**Your instructions**: Arrange every line of the items below as a JSON list of strings, one string per line, with any blank lines left out.

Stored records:
start

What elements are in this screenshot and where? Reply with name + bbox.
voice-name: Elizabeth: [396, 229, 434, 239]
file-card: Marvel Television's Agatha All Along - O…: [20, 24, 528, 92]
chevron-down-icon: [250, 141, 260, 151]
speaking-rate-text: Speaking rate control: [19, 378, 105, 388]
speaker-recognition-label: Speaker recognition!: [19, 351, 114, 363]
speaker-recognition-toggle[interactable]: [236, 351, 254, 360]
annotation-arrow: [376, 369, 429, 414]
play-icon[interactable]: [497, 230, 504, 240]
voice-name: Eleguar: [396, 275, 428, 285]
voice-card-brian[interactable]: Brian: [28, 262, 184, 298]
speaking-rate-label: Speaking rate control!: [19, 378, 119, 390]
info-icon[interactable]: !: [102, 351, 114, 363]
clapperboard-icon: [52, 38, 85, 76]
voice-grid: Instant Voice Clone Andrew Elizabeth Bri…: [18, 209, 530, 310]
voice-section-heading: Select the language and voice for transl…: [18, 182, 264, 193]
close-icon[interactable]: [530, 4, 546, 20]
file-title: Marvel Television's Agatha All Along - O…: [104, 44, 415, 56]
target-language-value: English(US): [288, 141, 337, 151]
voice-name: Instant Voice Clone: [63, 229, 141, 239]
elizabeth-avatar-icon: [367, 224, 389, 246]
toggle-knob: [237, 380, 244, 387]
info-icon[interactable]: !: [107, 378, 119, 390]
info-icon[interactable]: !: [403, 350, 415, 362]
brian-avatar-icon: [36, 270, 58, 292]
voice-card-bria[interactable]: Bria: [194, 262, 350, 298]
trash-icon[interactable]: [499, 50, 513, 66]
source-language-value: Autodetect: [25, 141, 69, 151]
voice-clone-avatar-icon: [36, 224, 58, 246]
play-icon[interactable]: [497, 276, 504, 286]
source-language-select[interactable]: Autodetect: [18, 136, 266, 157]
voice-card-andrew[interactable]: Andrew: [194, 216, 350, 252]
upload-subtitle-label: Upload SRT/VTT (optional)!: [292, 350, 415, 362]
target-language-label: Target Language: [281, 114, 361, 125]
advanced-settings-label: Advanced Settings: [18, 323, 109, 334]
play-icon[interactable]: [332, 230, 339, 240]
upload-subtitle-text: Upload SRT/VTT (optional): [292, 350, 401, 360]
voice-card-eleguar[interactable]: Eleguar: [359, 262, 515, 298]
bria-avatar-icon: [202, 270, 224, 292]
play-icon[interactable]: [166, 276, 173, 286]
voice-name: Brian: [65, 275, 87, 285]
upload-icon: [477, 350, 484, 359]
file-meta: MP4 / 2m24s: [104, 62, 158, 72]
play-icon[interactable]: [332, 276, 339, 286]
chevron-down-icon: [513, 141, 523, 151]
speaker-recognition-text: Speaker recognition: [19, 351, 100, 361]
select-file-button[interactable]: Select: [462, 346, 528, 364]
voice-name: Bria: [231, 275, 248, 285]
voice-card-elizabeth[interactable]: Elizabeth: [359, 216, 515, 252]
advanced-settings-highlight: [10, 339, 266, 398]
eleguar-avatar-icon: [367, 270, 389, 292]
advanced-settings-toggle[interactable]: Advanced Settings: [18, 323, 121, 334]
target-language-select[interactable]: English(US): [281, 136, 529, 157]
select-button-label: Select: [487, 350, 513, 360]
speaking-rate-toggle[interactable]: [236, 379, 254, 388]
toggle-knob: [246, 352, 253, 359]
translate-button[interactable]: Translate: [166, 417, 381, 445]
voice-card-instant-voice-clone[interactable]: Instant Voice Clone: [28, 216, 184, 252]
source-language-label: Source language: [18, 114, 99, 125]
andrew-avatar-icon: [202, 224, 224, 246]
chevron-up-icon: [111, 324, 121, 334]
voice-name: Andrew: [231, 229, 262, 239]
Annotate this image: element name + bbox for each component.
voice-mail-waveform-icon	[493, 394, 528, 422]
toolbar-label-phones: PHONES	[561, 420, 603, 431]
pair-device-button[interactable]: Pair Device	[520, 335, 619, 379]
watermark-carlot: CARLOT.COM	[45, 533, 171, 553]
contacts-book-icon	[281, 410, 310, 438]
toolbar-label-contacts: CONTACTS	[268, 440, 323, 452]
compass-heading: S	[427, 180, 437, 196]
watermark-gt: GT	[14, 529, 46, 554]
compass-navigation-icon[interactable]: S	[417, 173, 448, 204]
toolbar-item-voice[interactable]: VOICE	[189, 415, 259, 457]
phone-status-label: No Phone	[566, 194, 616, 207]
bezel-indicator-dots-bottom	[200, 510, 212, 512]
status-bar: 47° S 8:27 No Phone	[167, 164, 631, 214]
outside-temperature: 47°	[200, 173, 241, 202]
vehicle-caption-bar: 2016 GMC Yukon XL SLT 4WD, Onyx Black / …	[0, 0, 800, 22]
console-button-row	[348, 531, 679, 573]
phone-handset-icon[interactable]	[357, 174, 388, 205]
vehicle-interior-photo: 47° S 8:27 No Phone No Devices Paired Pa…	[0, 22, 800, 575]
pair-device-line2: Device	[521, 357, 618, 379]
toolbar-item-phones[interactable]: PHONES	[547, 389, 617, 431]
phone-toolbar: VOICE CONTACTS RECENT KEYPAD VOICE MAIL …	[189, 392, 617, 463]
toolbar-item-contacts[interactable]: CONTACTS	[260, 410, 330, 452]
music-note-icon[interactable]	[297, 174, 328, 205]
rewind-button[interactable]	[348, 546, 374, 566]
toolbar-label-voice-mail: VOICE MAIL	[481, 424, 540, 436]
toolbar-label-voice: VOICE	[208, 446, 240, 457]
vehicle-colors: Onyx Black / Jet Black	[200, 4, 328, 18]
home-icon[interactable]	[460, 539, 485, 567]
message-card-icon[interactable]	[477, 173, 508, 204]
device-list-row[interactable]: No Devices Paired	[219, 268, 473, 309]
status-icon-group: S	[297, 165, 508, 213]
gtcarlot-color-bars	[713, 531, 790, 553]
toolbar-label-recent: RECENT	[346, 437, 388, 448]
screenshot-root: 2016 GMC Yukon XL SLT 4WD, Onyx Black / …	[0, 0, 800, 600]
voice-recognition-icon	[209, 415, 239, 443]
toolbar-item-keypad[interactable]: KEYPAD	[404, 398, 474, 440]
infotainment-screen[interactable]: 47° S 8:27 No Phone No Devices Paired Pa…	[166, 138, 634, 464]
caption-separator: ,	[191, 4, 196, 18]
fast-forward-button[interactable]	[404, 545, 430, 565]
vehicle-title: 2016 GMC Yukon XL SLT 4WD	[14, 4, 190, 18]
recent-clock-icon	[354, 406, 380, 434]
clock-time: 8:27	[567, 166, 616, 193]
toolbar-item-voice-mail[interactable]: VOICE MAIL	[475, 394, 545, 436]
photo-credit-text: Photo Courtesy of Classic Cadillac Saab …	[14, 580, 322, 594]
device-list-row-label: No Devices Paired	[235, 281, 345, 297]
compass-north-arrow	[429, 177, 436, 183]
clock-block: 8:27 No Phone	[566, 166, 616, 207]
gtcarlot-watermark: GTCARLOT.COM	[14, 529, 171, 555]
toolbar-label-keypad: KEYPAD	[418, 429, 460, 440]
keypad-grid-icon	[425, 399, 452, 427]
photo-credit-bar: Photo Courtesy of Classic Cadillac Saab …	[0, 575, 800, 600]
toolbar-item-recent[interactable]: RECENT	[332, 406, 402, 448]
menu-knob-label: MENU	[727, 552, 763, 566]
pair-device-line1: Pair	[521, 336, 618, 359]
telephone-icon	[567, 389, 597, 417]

end

**Full response**:
[
  "What elements are in this screenshot and where? Reply with name + bbox.",
  "voice-name: Elizabeth: [396, 229, 434, 239]",
  "file-card: Marvel Television's Agatha All Along - O…: [20, 24, 528, 92]",
  "chevron-down-icon: [250, 141, 260, 151]",
  "speaking-rate-text: Speaking rate control: [19, 378, 105, 388]",
  "speaker-recognition-label: Speaker recognition!: [19, 351, 114, 363]",
  "speaker-recognition-toggle[interactable]: [236, 351, 254, 360]",
  "annotation-arrow: [376, 369, 429, 414]",
  "play-icon[interactable]: [497, 230, 504, 240]",
  "voice-name: Eleguar: [396, 275, 428, 285]",
  "voice-card-brian[interactable]: Brian: [28, 262, 184, 298]",
  "speaking-rate-label: Speaking rate control!: [19, 378, 119, 390]",
  "info-icon[interactable]: !: [102, 351, 114, 363]",
  "clapperboard-icon: [52, 38, 85, 76]",
  "voice-grid: Instant Voice Clone Andrew Elizabeth Bri…: [18, 209, 530, 310]",
  "voice-section-heading: Select the language and voice for transl…: [18, 182, 264, 193]",
  "close-icon[interactable]: [530, 4, 546, 20]",
  "file-title: Marvel Television's Agatha All Along - O…: [104, 44, 415, 56]",
  "target-language-value: English(US): [288, 141, 337, 151]",
  "voice-name: Instant Voice Clone: [63, 229, 141, 239]",
  "elizabeth-avatar-icon: [367, 224, 389, 246]",
  "toggle-knob: [237, 380, 244, 387]",
  "info-icon[interactable]: !: [107, 378, 119, 390]",
  "info-icon[interactable]: !: [403, 350, 415, 362]",
  "brian-avatar-icon: [36, 270, 58, 292]",
  "voice-card-bria[interactable]: Bria: [194, 262, 350, 298]",
  "trash-icon[interactable]: [499, 50, 513, 66]",
  "source-language-value: Autodetect: [25, 141, 69, 151]",
  "voice-clone-avatar-icon: [36, 224, 58, 246]",
  "play-icon[interactable]: [497, 276, 504, 286]",
  "source-language-select[interactable]: Autodetect: [18, 136, 266, 157]",
  "voice-card-andrew[interactable]: Andrew: [194, 216, 350, 252]",
  "upload-subtitle-label: Upload SRT/VTT (optional)!: [292, 350, 415, 362]",
  "target-language-label: Target Language: [281, 114, 361, 125]",
  "advanced-settings-label: Advanced Settings: [18, 323, 109, 334]",
  "play-icon[interactable]: [332, 230, 339, 240]",
  "upload-subtitle-text: Upload SRT/VTT (optional): [292, 350, 401, 360]",
  "voice-card-eleguar[interactable]: Eleguar: [359, 262, 515, 298]",
  "bria-avatar-icon: [202, 270, 224, 292]",
  "play-icon[interactable]: [166, 276, 173, 286]",
  "voice-name: Brian: [65, 275, 87, 285]",
  "upload-icon: [477, 350, 484, 359]",
  "file-meta: MP4 / 2m24s: [104, 62, 158, 72]",
  "play-icon[interactable]: [332, 276, 339, 286]",
  "chevron-down-icon: [513, 141, 523, 151]",
  "speaker-recognition-text: Speaker recognition: [19, 351, 100, 361]",
  "select-file-button[interactable]: Select: [462, 346, 528, 364]",
  "voice-name: Bria: [231, 275, 248, 285]",
  "voice-card-elizabeth[interactable]: Elizabeth: [359, 216, 515, 252]",
  "advanced-settings-highlight: [10, 339, 266, 398]",
  "eleguar-avatar-icon: [367, 270, 389, 292]",
  "advanced-settings-toggle[interactable]: Advanced Settings: [18, 323, 121, 334]",
  "target-language-select[interactable]: English(US): [281, 136, 529, 157]",
  "select-button-label: Select: [487, 350, 513, 360]",
  "speaking-rate-toggle[interactable]: [236, 379, 254, 388]",
  "toggle-knob: [246, 352, 253, 359]",
  "translate-button[interactable]: Translate: [166, 417, 381, 445]",
  "voice-card-instant-voice-clone[interactable]: Instant Voice Clone: [28, 216, 184, 252]",
  "source-language-label: Source language: [18, 114, 99, 125]",
  "andrew-avatar-icon: [202, 224, 224, 246]",
  "chevron-up-icon: [111, 324, 121, 334]",
  "voice-name: Andrew: [231, 229, 262, 239]",
  "Annotate this image: element name + bbox for each component.",
  "voice-mail-waveform-icon\t[493, 394, 528, 422]",
  "toolbar-label-phones: PHONES\t[561, 420, 603, 431]",
  "pair-device-button[interactable]: Pair Device\t[520, 335, 619, 379]",
  "watermark-carlot: CARLOT.COM\t[45, 533, 171, 553]",
  "contacts-book-icon\t[281, 410, 310, 438]",
  "toolbar-label-contacts: CONTACTS\t[268, 440, 323, 452]",
  "compass-heading: S\t[427, 180, 437, 196]",
  "watermark-gt: GT\t[14, 529, 46, 554]",
  "compass-navigation-icon[interactable]: S\t[417, 173, 448, 204]",
  "toolbar-item-voice[interactable]: VOICE\t[189, 415, 259, 457]",
  "phone-status-label: No Phone\t[566, 194, 616, 207]",
  "bezel-indicator-dots-bottom\t[200, 510, 212, 512]",
  "status-bar: 47° S 8:27 No Phone\t[167, 164, 631, 214]",
  "outside-temperature: 47°\t[200, 173, 241, 202]",
  "vehicle-caption-bar: 2016 GMC Yukon XL SLT 4WD, Onyx Black / …\t[0, 0, 800, 22]",
  "console-button-row\t[348, 531, 679, 573]",
  "phone-handset-icon[interactable]\t[357, 174, 388, 205]",
  "vehicle-interior-photo: 47° S 8:27 No Phone No Devices Paired Pa…\t[0, 22, 800, 575]",
  "pair-device-line2: Device\t[521, 357, 618, 379]",
  "toolbar-item-phones[interactable]: PHONES\t[547, 389, 617, 431]",
  "phone-toolbar: VOICE CONTACTS RECENT KEYPAD VOICE MAIL …\t[189, 392, 617, 463]",
  "toolbar-item-contacts[interactable]: CONTACTS\t[260, 410, 330, 452]",
  "music-note-icon[interactable]\t[297, 174, 328, 205]",
  "rewind-button[interactable]\t[348, 546, 374, 566]",
  "toolbar-label-voice-mail: VOICE MAIL\t[481, 424, 540, 436]",
  "toolbar-label-voice: VOICE\t[208, 446, 240, 457]",
  "vehicle-colors: Onyx Black / Jet Black\t[200, 4, 328, 18]",
  "home-icon[interactable]\t[460, 539, 485, 567]",
  "message-card-icon[interactable]\t[477, 173, 508, 204]",
  "device-list-row[interactable]: No Devices Paired\t[219, 268, 473, 309]",
  "status-icon-group: S\t[297, 165, 508, 213]",
  "gtcarlot-color-bars\t[713, 531, 790, 553]",
  "toolbar-label-recent: RECENT\t[346, 437, 388, 448]",
  "screenshot-root: 2016 GMC Yukon XL SLT 4WD, Onyx Black / …\t[0, 0, 800, 600]",
  "voice-recognition-icon\t[209, 415, 239, 443]",
  "toolbar-item-keypad[interactable]: KEYPAD\t[404, 398, 474, 440]",
  "infotainment-screen[interactable]: 47° S 8:27 No Phone No Devices Paired Pa…\t[166, 138, 634, 464]",
  "caption-separator: ,\t[191, 4, 196, 18]",
  "fast-forward-button[interactable]\t[404, 545, 430, 565]",
  "vehicle-title: 2016 GMC Yukon XL SLT 4WD\t[14, 4, 190, 18]",
  "recent-clock-icon\t[354, 406, 380, 434]",
  "clock-time: 8:27\t[567, 166, 616, 193]",
  "toolbar-item-voice-mail[interactable]: VOICE MAIL\t[475, 394, 545, 436]",
  "photo-credit-text: Photo Courtesy of Classic Cadillac Saab …\t[14, 580, 322, 594]",
  "device-list-row-label: No Devices Paired\t[235, 281, 345, 297]",
  "compass-north-arrow\t[429, 177, 436, 183]",
  "clock-block: 8:27 No Phone\t[566, 166, 616, 207]",
  "gtcarlot-watermark: GTCARLOT.COM\t[14, 529, 171, 555]",
  "toolbar-label-keypad: KEYPAD\t[418, 429, 460, 440]",
  "keypad-grid-icon\t[425, 399, 452, 427]",
  "photo-credit-bar: Photo Courtesy of Classic Cadillac Saab …\t[0, 575, 800, 600]",
  "toolbar-item-recent[interactable]: RECENT\t[332, 406, 402, 448]",
  "menu-knob-label: MENU\t[727, 552, 763, 566]",
  "pair-device-line1: Pair\t[521, 336, 618, 359]",
  "telephone-icon\t[567, 389, 597, 417]"
]